• **Extracted data entries**:

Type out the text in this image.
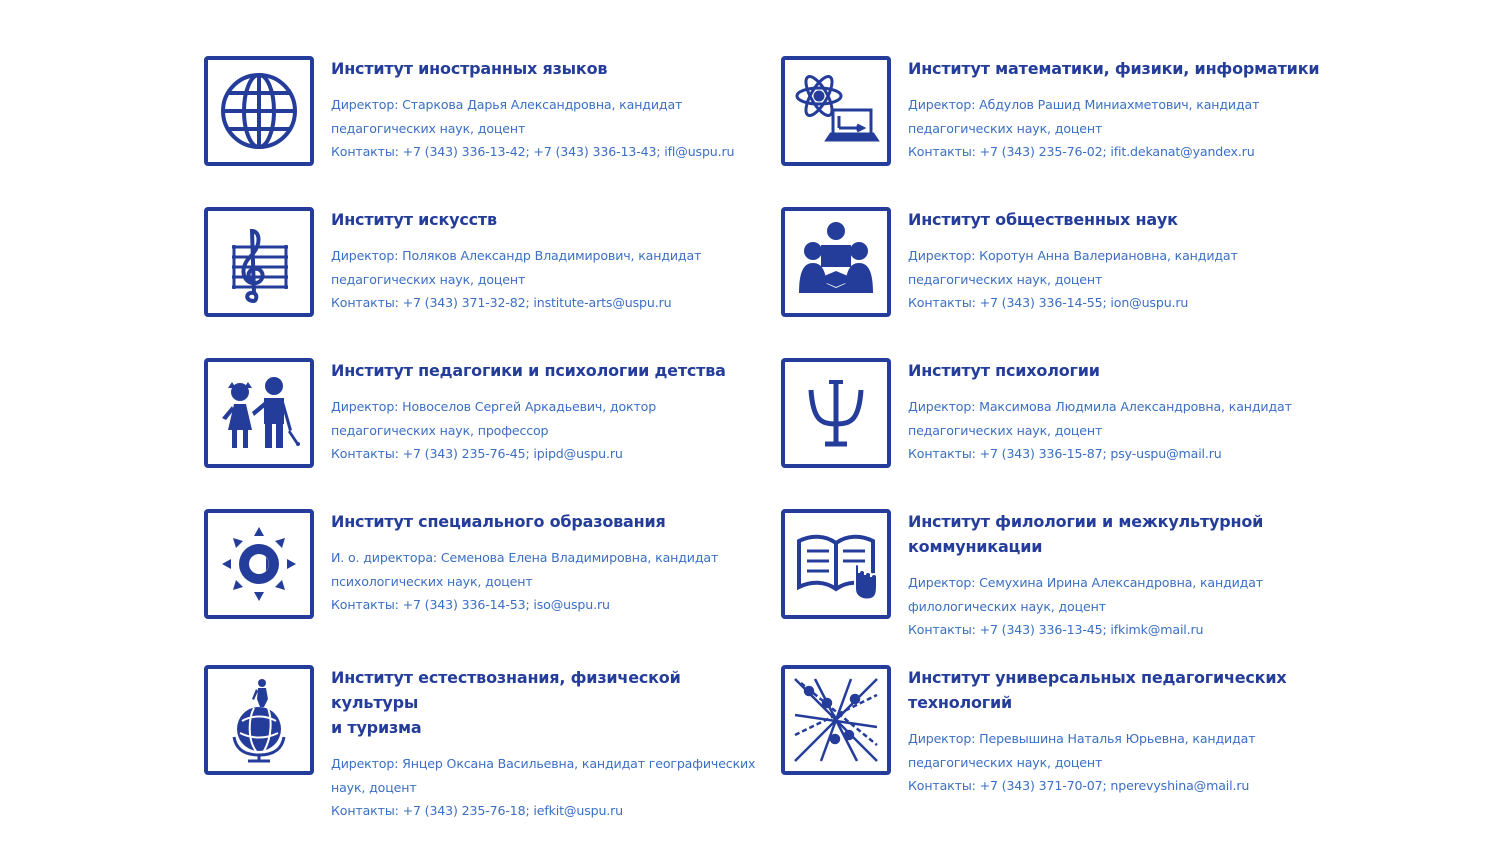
Институт иностранных языков

Директор: Старкова Дарья Александровна, кандидат

педагогических наук, доцент

Контакты: +7 (343) 336-13-42; +7 (343) 336-13-43; ifl@uspu.ru

Институт математики, физики, информатики

Директор: Абдулов Рашид Миниахметович, кандидат

педагогических наук, доцент

Контакты: +7 (343) 235-76-02; ifit.dekanat@yandex.ru

Институт искусств

Директор: Поляков Александр Владимирович, кандидат

педагогических наук, доцент

Контакты: +7 (343) 371-32-82; institute-arts@uspu.ru

Институт общественных наук

Директор: Коротун Анна Валериановна, кандидат

педагогических наук, доцент

Контакты: +7 (343) 336-14-55; ion@uspu.ru

Институт педагогики и психологии детства

Директор: Новоселов Сергей Аркадьевич, доктор

педагогических наук, профессор

Контакты: +7 (343) 235-76-45; ipipd@uspu.ru

Институт психологии

Директор: Максимова Людмила Александровна, кандидат

педагогических наук, доцент

Контакты: +7 (343) 336-15-87; psy-uspu@mail.ru

Институт специального образования

И. о. директора: Семенова Елена Владимировна, кандидат

психологических наук, доцент

Контакты: +7 (343) 336-14-53; iso@uspu.ru

Институт филологии и межкультурной

коммуникации

Директор: Семухина Ирина Александровна, кандидат

филологических наук, доцент

Контакты: +7 (343) 336-13-45; ifkimk@mail.ru

Институт естествознания, физической культуры

и туризма

Директор: Янцер Оксана Васильевна, кандидат географических

наук, доцент

Контакты: +7 (343) 235-76-18; iefkit@uspu.ru

Институт универсальных педагогических

технологий

Директор: Перевышина Наталья Юрьевна, кандидат

педагогических наук, доцент

Контакты: +7 (343) 371-70-07; nperevyshina@mail.ru
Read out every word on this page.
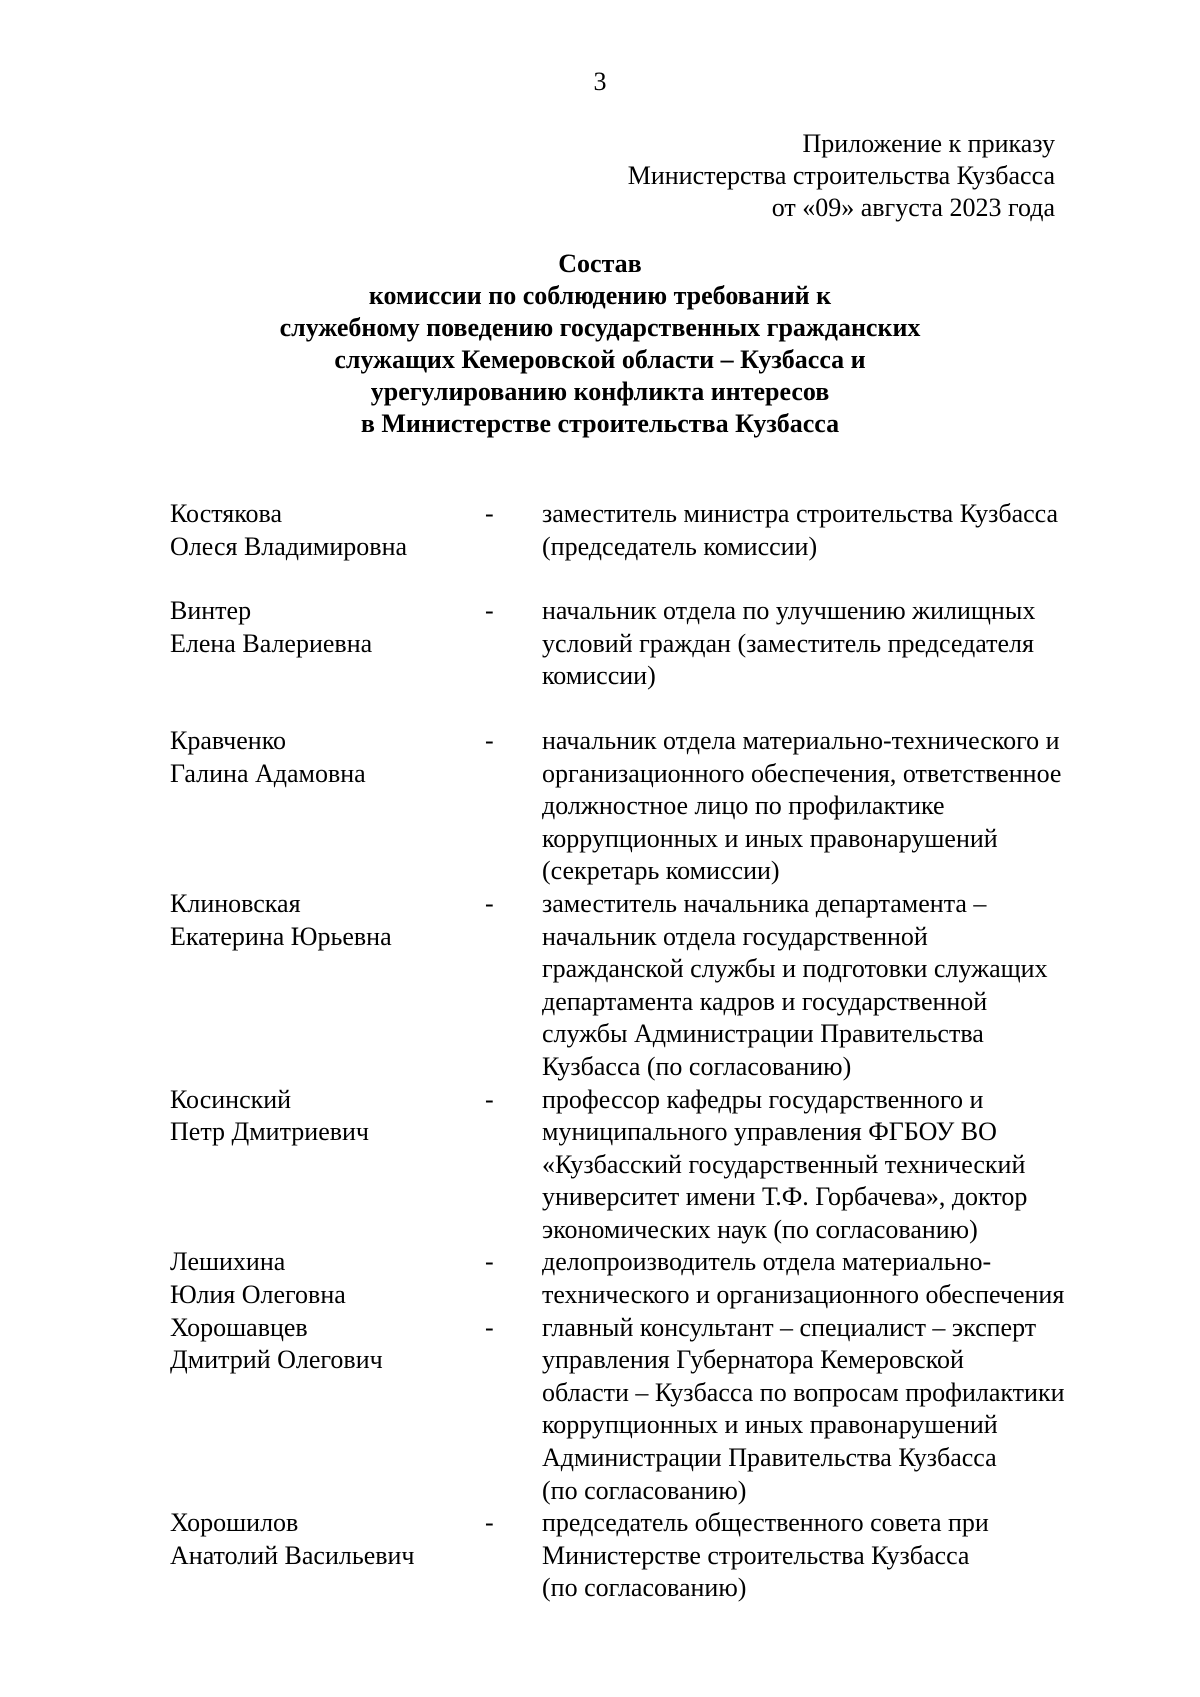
3
Приложение к приказу
Министерства строительства Кузбасса
от «09» августа 2023 года
Состав
комиссии по соблюдению требований к
служебному поведению государственных гражданских
служащих Кемеровской области – Кузбасса и
урегулированию конфликта интересов
в Министерстве строительства Кузбасса
Костякова
Олеся Владимировна
-	заместитель министра строительства Кузбасса
(председатель комиссии)
Винтер
Елена Валериевна
-	начальник отдела по улучшению жилищных
условий граждан (заместитель председателя
комиссии)
Кравченко
Галина Адамовна
-	начальник отдела материально-технического и
организационного обеспечения, ответственное
должностное лицо по профилактике
коррупционных и иных правонарушений
(секретарь комиссии)
Клиновская
Екатерина Юрьевна
-	заместитель начальника департамента –
начальник отдела государственной
гражданской службы и подготовки служащих
департамента кадров и государственной
службы Администрации Правительства
Кузбасса (по согласованию)
Косинский
Петр Дмитриевич
-	профессор кафедры государственного и
муниципального управления ФГБОУ ВО
«Кузбасский государственный технический
университет имени Т.Ф. Горбачева», доктор
экономических наук (по согласованию)
Лешихина
Юлия Олеговна
-	делопроизводитель отдела материально-
технического и организационного обеспечения
Хорошавцев
Дмитрий Олегович
-	главный консультант – специалист – эксперт
управления Губернатора Кемеровской
области – Кузбасса по вопросам профилактики
коррупционных и иных правонарушений
Администрации Правительства Кузбасса
(по согласованию)
Хорошилов
Анатолий Васильевич
-	председатель общественного совета при
Министерстве строительства Кузбасса
(по согласованию)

• **The request**: Leave out the pictures and give the rest of the records again exactly.

• **Solution for this problem**:
Type out the text in this image.
Институт иностранных языков

Директор: Старкова Дарья Александровна, кандидат

педагогических наук, доцент

Контакты: +7 (343) 336-13-42; +7 (343) 336-13-43; ifl@uspu.ru

Институт математики, физики, информатики

Директор: Абдулов Рашид Миниахметович, кандидат

педагогических наук, доцент

Контакты: +7 (343) 235-76-02; ifit.dekanat@yandex.ru

Институт искусств

Директор: Поляков Александр Владимирович, кандидат

педагогических наук, доцент

Контакты: +7 (343) 371-32-82; institute-arts@uspu.ru

Институт общественных наук

Директор: Коротун Анна Валериановна, кандидат

педагогических наук, доцент

Контакты: +7 (343) 336-14-55; ion@uspu.ru

Институт педагогики и психологии детства

Директор: Новоселов Сергей Аркадьевич, доктор

педагогических наук, профессор

Контакты: +7 (343) 235-76-45; ipipd@uspu.ru

Институт психологии

Директор: Максимова Людмила Александровна, кандидат

педагогических наук, доцент

Контакты: +7 (343) 336-15-87; psy-uspu@mail.ru

Институт специального образования

И. о. директора: Семенова Елена Владимировна, кандидат

психологических наук, доцент

Контакты: +7 (343) 336-14-53; iso@uspu.ru

Институт филологии и межкультурной

коммуникации

Директор: Семухина Ирина Александровна, кандидат

филологических наук, доцент

Контакты: +7 (343) 336-13-45; ifkimk@mail.ru

Институт естествознания, физической культуры

и туризма

Директор: Янцер Оксана Васильевна, кандидат географических

наук, доцент

Контакты: +7 (343) 235-76-18; iefkit@uspu.ru

Институт универсальных педагогических

технологий

Директор: Перевышина Наталья Юрьевна, кандидат

педагогических наук, доцент

Контакты: +7 (343) 371-70-07; nperevyshina@mail.ru
Read out every word on this page.
3
Приложение к приказу
Министерства строительства Кузбасса
от «09» августа 2023 года
Состав
комиссии по соблюдению требований к
служебному поведению государственных гражданских
служащих Кемеровской области – Кузбасса и
урегулированию конфликта интересов
в Министерстве строительства Кузбасса
Костякова
Олеся Владимировна
-	заместитель министра строительства Кузбасса
(председатель комиссии)
Винтер
Елена Валериевна
-	начальник отдела по улучшению жилищных
условий граждан (заместитель председателя
комиссии)
Кравченко
Галина Адамовна
-	начальник отдела материально-технического и
организационного обеспечения, ответственное
должностное лицо по профилактике
коррупционных и иных правонарушений
(секретарь комиссии)
Клиновская
Екатерина Юрьевна
-	заместитель начальника департамента –
начальник отдела государственной
гражданской службы и подготовки служащих
департамента кадров и государственной
службы Администрации Правительства
Кузбасса (по согласованию)
Косинский
Петр Дмитриевич
-	профессор кафедры государственного и
муниципального управления ФГБОУ ВО
«Кузбасский государственный технический
университет имени Т.Ф. Горбачева», доктор
экономических наук (по согласованию)
Лешихина
Юлия Олеговна
-	делопроизводитель отдела материально-
технического и организационного обеспечения
Хорошавцев
Дмитрий Олегович
-	главный консультант – специалист – эксперт
управления Губернатора Кемеровской
области – Кузбасса по вопросам профилактики
коррупционных и иных правонарушений
Администрации Правительства Кузбасса
(по согласованию)
Хорошилов
Анатолий Васильевич
-	председатель общественного совета при
Министерстве строительства Кузбасса
(по согласованию)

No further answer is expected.